Short task 1: Can you arrange the part of the listing that opens with its first line and closes with the line containing "bookmark-item[interactable]: Instagram [690, 45, 727, 52]" as a JSON list of strings, one string per line, with blank lines left out?

Text block:
The chart above describes arrival delays for two airlines across five destinations. Your task is to:
Create a .CSV file (or optionally, a MySQL database!) that includes all of the information above. You’re encouraged to use a “wide” structure similar to how the information appears above, so that you can practice tidying and transformations as described below.
Read the information from your .CSV file into R, and use tidyr and dplyr as needed to tidy and transform your data.
Perform analysis to compare the arrival delays for the two airlines.
Your code should be in an R Markdown file, posted to rpubs.com, and should include narrative descriptions of your data cleanup work, analysis, and conclusions. Please include in your homework submission:
● The URL to the .Rmd file in your GitHub repository. and
● The URL for your rpubs.com web page.
rawdata<-read.csv('https://raw.githubusercontent.com/oggyluky11/DATA607-Assignment-5/master/data.csv', stringsAsFactors = FALSE)
rawdata
The following actions are performed to the raw dataset: 1. Remove empty row; 2. Rename columns; 3. Fill down the aire line names as the name only appear once in the “Name” column; 4. Perform ‘gather’ and ‘spread’ to reshape data, changing locations from variables to values, and arrival status from values to variables. 5. Compute delay rate of each data row.
library(tidyr)
library(dplyr)
##
## Attaching package: 'dplyr'
## The following objects are masked from 'package:stats':
##
## filter, lag
## The following objects are masked from 'package:base':
##
## intersect, setdiff, setequal, union
library(stringr)
data<-na.omit(rawdata) %>%
rename(Air.Line = X, Arrival = X.1) %>%
mutate(Air.Line = na_if(Air.Line,'')) %>%
fill(Air.Line, .direction = 'down') %>%
gather('Location','Flight.Cnt',3:7) %>%
mutate(Flight.Cnt = as.integer(str_replace(Flight.Cnt,',','')),
Arrival = str_replace(Arrival, 'on time','On.Time'),
Arrival = str_replace(Arrival, 'delayed','Delayed')) %>%
spread(Arrival, Flight.Cnt) %>%
mutate(Flight = Delayed+On.Time,
Delay.Rate = Delayed / (Delayed+On.Time))
data
Firstly we calculate the total delayed flights, total flights and overall delay rates of each airline.
data2 <- data %>%
select(Air.Line, Delayed, Flight, On.Time) %>%
group_by(Air.Line) %>%
summarize(Delayed = sum(Delayed), Flight = sum(Flight), Delay.Rate = sum(Delayed)/sum(Flight))

Bounding box listing:
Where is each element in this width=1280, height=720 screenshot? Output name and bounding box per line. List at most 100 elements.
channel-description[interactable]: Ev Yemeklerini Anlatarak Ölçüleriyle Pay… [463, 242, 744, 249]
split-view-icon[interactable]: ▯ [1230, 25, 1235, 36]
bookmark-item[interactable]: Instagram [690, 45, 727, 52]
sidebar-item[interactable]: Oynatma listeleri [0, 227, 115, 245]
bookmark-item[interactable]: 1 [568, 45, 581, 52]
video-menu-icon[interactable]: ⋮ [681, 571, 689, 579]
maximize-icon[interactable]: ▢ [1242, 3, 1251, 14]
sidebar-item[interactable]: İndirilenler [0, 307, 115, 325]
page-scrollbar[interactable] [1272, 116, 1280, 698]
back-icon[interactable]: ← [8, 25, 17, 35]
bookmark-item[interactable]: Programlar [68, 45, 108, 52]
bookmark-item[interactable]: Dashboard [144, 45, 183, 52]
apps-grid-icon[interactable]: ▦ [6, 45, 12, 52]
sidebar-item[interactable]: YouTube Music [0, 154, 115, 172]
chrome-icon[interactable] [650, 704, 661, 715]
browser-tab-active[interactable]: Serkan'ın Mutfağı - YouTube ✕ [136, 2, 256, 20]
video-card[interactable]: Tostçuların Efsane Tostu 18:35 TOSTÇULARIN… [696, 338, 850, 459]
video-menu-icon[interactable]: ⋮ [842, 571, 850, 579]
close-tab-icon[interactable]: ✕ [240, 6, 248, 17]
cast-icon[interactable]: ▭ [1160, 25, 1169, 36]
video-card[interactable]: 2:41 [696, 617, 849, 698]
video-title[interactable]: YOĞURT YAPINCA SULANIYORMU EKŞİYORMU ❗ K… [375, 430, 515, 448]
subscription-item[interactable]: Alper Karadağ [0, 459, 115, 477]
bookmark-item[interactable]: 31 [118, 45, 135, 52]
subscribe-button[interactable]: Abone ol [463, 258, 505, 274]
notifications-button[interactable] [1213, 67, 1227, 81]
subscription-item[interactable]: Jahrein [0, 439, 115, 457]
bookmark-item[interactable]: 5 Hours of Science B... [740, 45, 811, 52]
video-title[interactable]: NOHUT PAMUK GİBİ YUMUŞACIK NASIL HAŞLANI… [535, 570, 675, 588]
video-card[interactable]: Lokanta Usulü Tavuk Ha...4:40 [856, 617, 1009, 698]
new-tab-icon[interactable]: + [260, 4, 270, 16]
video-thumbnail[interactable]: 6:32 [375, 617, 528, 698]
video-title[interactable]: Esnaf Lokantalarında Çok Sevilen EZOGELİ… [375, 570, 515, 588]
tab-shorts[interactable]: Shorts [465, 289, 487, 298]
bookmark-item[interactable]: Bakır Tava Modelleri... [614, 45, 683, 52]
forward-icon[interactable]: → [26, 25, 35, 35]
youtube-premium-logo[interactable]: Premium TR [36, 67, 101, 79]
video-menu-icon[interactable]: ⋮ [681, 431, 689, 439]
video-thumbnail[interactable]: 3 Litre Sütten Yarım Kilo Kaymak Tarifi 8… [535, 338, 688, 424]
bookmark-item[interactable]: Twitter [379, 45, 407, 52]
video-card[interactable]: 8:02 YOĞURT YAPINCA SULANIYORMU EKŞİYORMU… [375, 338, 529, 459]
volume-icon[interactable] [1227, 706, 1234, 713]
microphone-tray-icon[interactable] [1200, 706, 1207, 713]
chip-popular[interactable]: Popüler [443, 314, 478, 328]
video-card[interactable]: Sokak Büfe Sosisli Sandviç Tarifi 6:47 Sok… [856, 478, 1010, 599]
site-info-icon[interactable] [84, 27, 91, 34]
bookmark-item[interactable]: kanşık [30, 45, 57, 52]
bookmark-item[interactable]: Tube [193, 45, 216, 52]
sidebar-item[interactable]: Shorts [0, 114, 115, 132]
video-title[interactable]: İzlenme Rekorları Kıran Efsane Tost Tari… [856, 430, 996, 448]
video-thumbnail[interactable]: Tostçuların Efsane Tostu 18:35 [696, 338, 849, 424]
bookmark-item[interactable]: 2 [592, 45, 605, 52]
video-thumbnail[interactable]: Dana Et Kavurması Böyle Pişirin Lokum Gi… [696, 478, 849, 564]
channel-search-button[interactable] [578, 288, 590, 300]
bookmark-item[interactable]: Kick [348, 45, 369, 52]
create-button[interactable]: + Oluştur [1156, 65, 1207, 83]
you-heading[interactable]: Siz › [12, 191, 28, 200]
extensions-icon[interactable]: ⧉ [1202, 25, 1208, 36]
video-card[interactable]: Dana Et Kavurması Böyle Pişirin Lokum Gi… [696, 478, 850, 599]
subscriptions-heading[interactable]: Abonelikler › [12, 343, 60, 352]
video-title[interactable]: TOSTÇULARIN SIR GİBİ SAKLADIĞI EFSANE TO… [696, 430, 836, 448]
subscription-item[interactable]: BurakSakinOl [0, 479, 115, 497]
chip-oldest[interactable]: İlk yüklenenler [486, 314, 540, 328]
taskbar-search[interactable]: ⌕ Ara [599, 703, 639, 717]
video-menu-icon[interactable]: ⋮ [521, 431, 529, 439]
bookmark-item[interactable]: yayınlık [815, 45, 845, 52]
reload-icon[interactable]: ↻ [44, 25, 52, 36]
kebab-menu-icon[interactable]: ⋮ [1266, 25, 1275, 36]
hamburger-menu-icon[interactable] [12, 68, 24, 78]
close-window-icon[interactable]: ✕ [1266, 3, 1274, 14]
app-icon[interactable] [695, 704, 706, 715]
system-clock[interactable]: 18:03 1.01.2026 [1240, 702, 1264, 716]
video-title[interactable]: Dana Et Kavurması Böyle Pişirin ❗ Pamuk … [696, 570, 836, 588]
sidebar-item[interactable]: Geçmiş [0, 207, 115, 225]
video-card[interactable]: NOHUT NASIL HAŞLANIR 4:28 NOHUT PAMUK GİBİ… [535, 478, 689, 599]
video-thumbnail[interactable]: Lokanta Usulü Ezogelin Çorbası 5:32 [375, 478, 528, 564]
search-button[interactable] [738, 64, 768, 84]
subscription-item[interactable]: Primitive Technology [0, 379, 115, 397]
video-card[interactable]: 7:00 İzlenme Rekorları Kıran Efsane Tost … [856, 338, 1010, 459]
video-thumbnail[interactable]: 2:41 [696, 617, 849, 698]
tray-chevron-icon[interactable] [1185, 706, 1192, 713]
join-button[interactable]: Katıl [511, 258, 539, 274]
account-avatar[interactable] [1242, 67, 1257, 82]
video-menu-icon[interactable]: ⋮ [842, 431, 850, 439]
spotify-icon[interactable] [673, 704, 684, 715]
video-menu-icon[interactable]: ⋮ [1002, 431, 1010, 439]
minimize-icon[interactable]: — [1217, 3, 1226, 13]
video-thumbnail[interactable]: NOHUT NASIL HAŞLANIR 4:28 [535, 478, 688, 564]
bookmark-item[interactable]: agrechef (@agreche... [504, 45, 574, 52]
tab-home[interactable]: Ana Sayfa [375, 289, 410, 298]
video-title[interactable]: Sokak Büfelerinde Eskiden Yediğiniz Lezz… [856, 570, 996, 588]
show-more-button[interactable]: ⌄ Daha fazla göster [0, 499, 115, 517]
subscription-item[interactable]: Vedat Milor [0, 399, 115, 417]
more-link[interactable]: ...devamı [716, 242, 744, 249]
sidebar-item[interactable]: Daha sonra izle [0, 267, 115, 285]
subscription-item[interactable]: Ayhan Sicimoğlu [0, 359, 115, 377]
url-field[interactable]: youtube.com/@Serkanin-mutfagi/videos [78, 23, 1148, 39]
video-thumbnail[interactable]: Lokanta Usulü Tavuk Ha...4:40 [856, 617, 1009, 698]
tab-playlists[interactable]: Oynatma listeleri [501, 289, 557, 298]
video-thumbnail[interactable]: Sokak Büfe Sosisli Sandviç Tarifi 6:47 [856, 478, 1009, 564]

Short task 2: What is the Spanish translation of the sentence "Perform analysis to compare the arrival delays for the two airlines." from the airline delay assignment?

Exercise answer 1:
[
  "Where is each element in this width=1280, height=720 screenshot? Output name and bounding box per line. List at most 100 elements.",
  "channel-description[interactable]: Ev Yemeklerini Anlatarak Ölçüleriyle Pay… [463, 242, 744, 249]",
  "split-view-icon[interactable]: ▯ [1230, 25, 1235, 36]",
  "bookmark-item[interactable]: Instagram [690, 45, 727, 52]"
]

Exercise answer 2: Realice un análisis para comparar los retrasos en las llegadas de las dos aerolíneas.